| RECORDS PROVIDED |
[START]

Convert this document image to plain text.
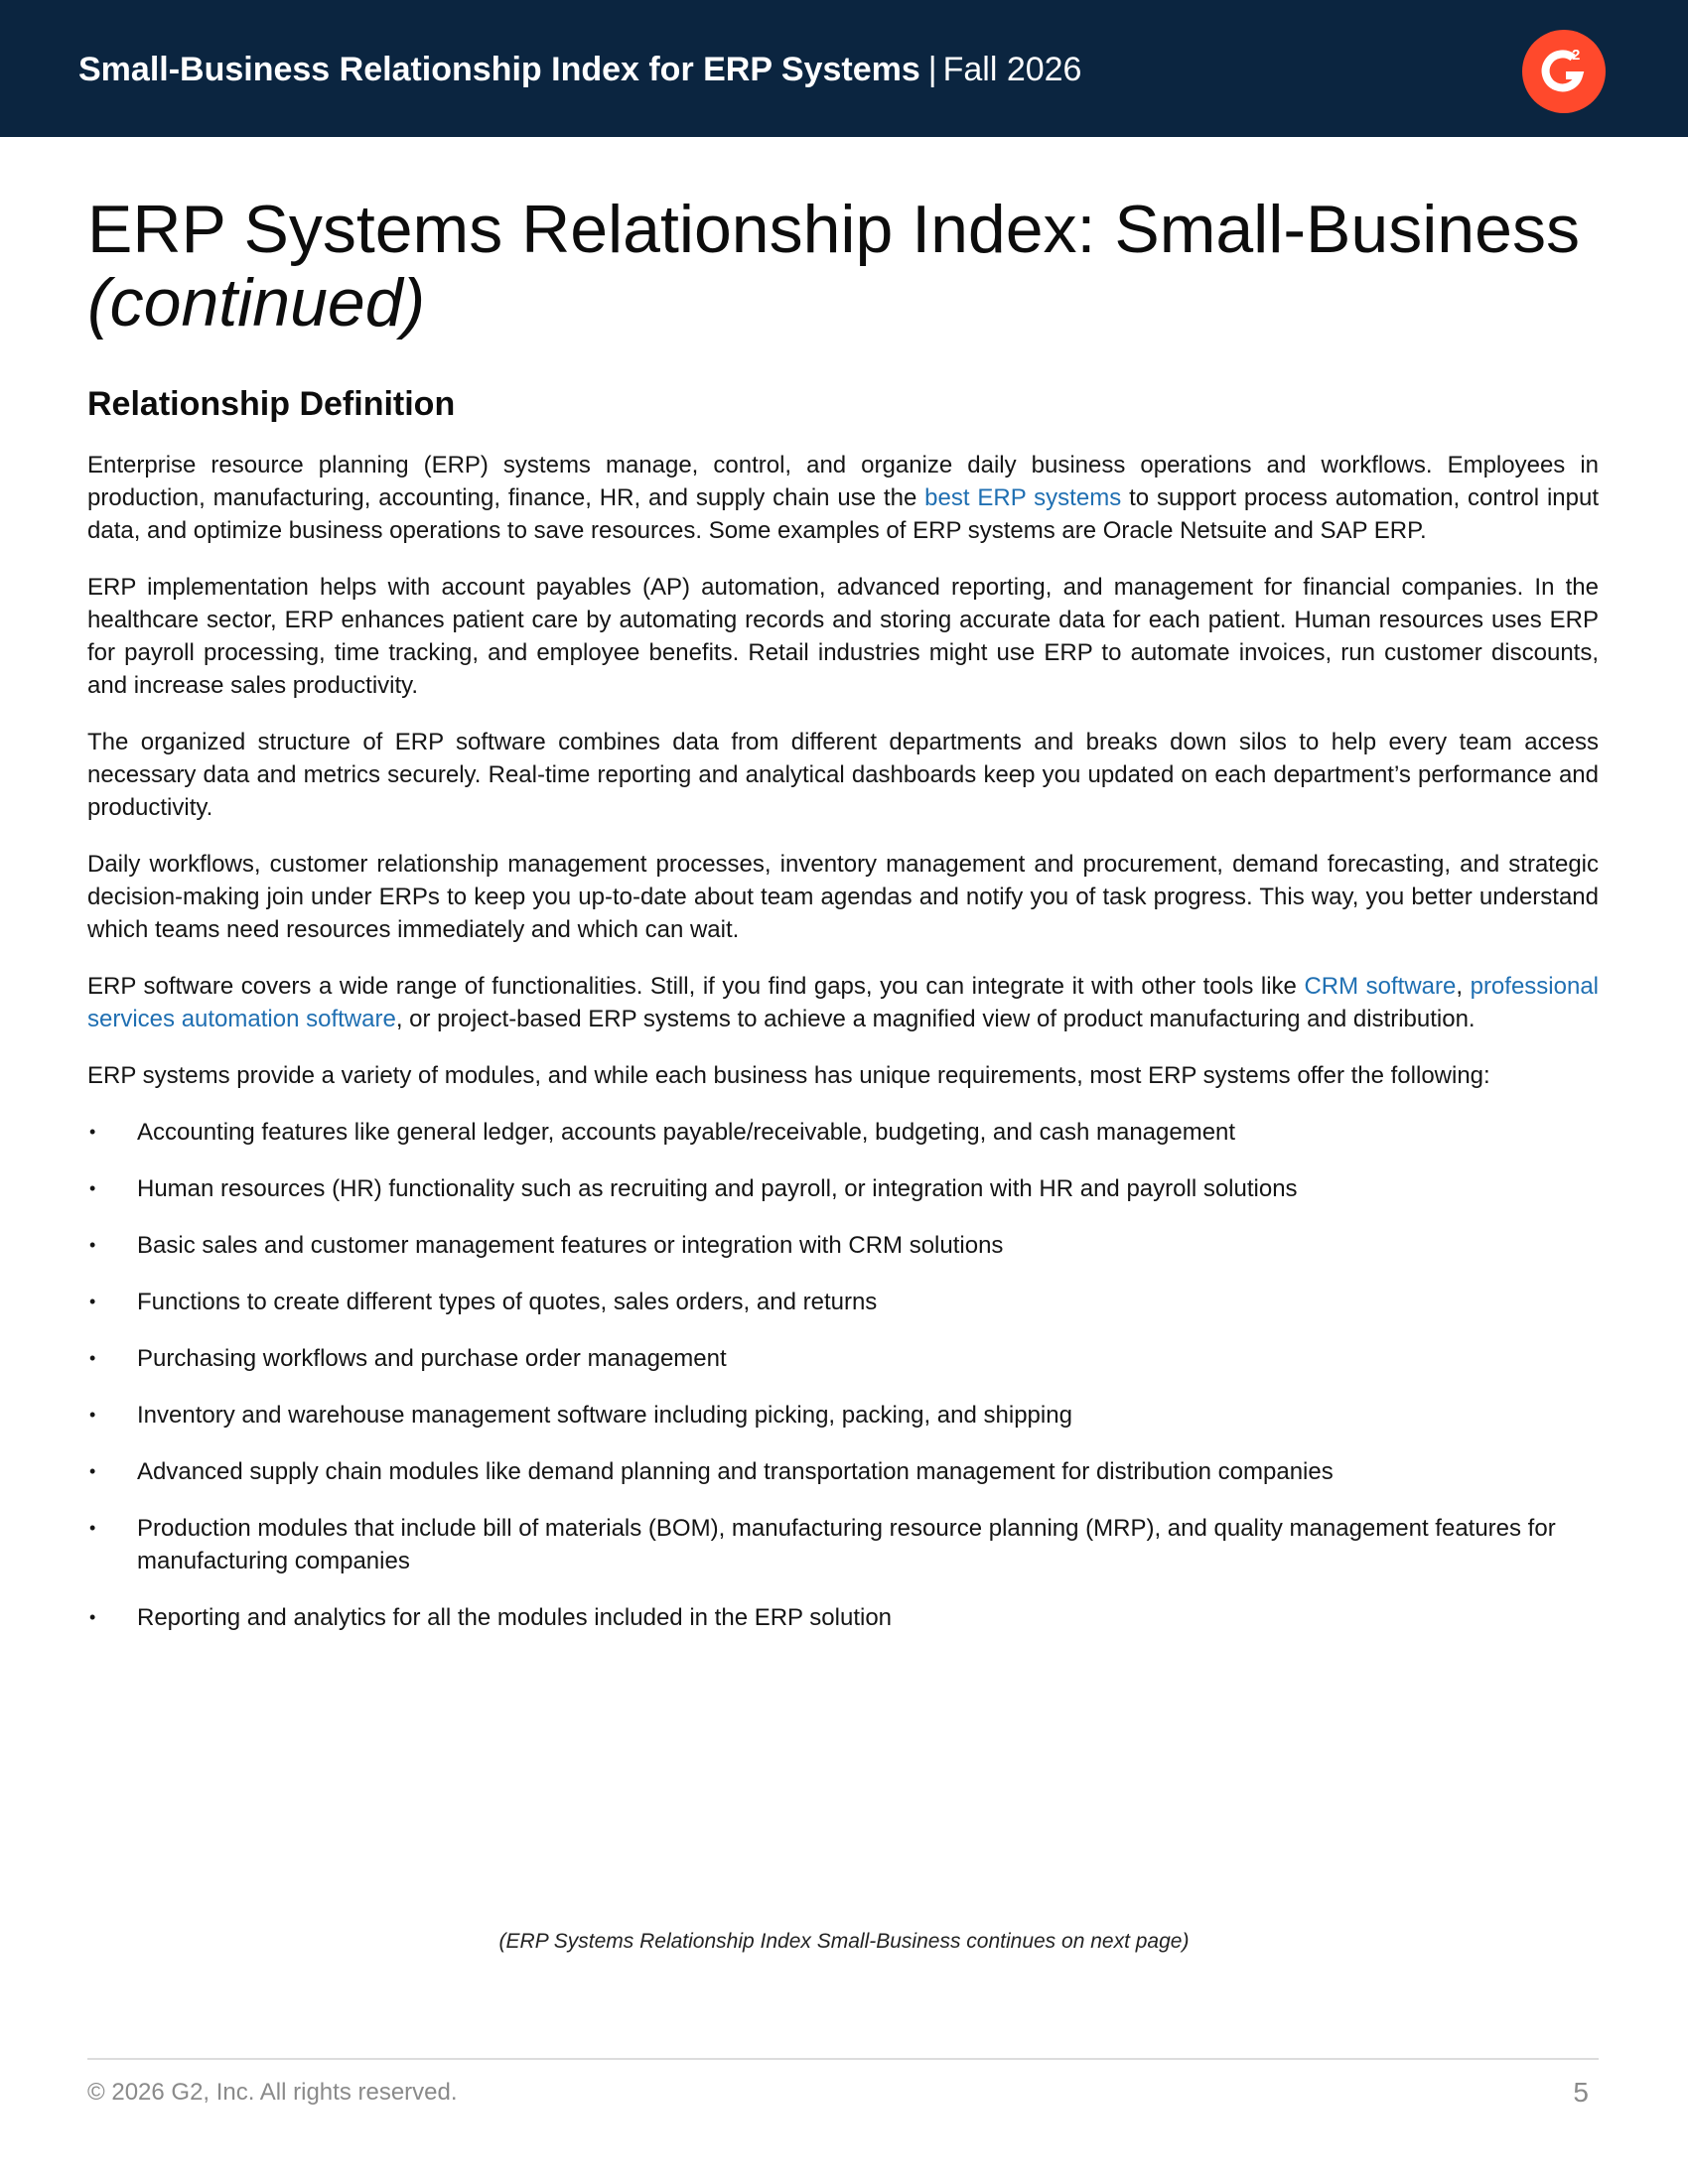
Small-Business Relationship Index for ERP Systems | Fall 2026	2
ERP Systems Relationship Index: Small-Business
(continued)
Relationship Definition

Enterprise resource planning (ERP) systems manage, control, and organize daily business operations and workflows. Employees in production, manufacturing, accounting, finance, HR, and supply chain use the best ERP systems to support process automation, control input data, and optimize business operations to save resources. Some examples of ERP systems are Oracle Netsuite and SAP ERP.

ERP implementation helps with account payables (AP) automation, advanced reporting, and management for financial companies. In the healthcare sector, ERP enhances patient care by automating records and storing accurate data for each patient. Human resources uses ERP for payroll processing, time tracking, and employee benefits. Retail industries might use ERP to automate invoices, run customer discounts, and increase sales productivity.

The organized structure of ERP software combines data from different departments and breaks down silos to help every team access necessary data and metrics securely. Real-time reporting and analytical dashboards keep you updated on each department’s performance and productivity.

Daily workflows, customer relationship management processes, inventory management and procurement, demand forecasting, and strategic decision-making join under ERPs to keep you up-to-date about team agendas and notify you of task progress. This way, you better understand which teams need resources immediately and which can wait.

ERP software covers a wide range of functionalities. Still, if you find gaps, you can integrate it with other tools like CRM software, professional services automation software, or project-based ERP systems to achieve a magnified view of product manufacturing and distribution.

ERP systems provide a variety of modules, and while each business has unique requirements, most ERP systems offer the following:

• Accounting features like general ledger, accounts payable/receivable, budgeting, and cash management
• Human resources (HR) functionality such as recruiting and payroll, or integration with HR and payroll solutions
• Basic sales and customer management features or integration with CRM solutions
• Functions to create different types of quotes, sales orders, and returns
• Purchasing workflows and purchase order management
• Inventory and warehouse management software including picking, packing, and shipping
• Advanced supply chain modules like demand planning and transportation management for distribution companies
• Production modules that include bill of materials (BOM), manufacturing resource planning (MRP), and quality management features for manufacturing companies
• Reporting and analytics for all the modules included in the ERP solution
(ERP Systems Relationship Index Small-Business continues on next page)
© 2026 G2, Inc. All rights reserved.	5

[END]
[START]

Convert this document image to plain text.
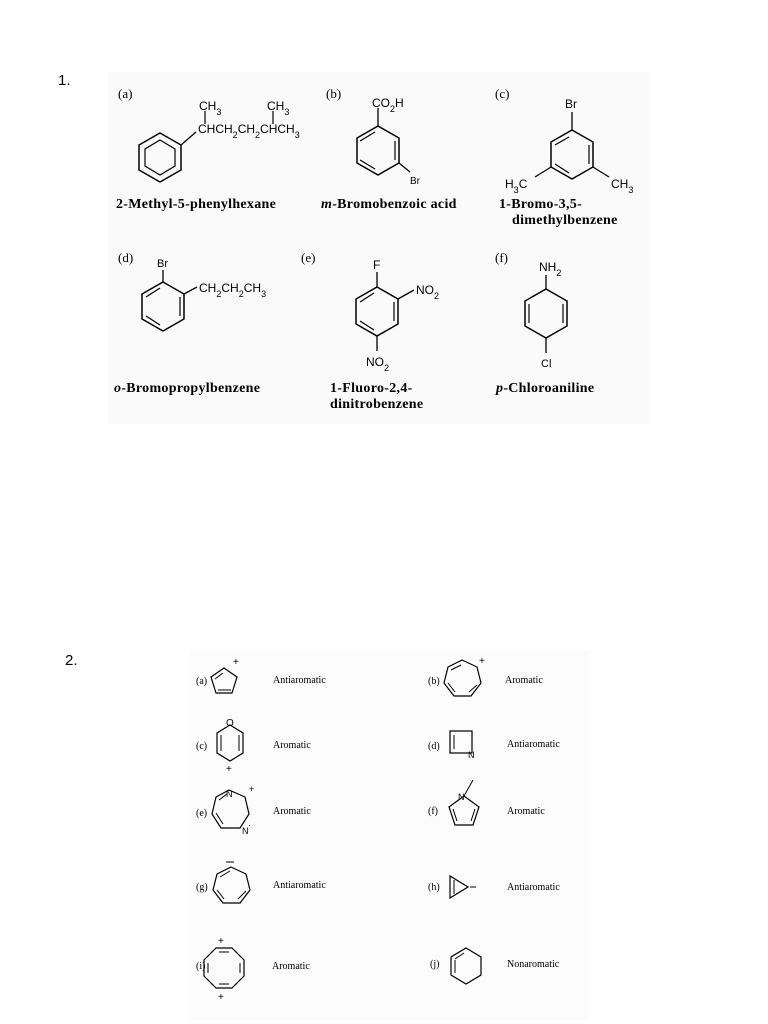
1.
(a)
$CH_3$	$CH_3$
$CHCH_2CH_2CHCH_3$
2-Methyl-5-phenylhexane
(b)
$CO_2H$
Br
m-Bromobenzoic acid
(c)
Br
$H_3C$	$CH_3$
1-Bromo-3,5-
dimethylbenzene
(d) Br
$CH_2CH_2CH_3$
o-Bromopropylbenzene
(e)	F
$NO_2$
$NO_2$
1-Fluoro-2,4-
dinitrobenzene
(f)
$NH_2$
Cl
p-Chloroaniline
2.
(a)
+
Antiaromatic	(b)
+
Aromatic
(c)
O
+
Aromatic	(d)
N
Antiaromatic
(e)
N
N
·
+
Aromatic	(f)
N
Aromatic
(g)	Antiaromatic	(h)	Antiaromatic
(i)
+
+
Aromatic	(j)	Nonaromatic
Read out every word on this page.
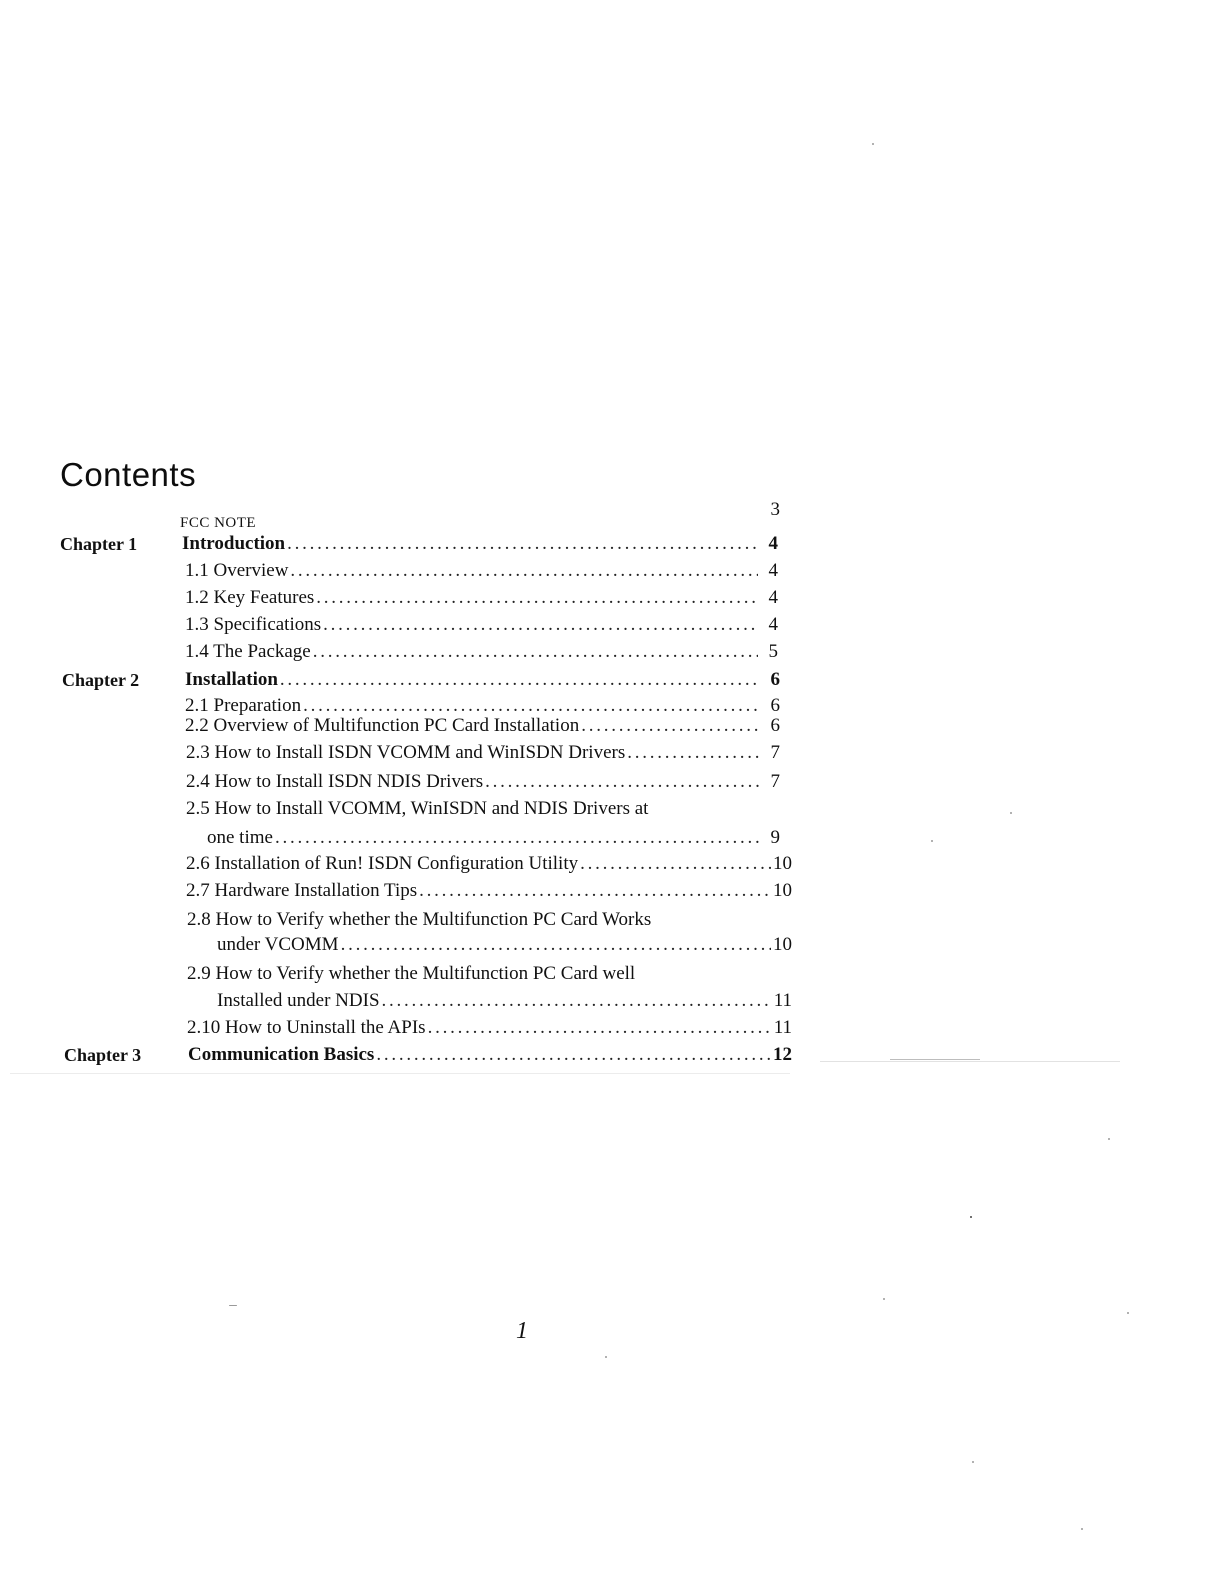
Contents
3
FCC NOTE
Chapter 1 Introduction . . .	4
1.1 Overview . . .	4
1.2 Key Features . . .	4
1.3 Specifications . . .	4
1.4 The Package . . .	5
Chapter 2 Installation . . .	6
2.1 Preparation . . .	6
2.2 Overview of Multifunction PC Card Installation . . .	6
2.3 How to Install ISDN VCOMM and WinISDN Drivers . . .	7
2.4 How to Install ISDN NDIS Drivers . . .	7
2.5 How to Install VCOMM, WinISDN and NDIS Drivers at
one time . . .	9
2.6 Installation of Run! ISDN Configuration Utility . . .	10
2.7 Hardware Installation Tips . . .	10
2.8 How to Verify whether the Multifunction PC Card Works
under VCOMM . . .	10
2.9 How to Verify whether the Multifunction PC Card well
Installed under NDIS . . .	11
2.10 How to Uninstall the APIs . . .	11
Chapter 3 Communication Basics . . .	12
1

[END]

| GIVEN TASK |
Lines that hold "distribution" are the ones to copy; find all of them.

| EXPECTED ANSWER |
ERP software covers a wide range of functionalities. Still, if you find gaps, you can integrate it with other tools like CRM software, professional services automation software, or project-based ERP systems to achieve a magnified view of product manufacturing and distribution.
• Advanced supply chain modules like demand planning and transportation management for distribution companies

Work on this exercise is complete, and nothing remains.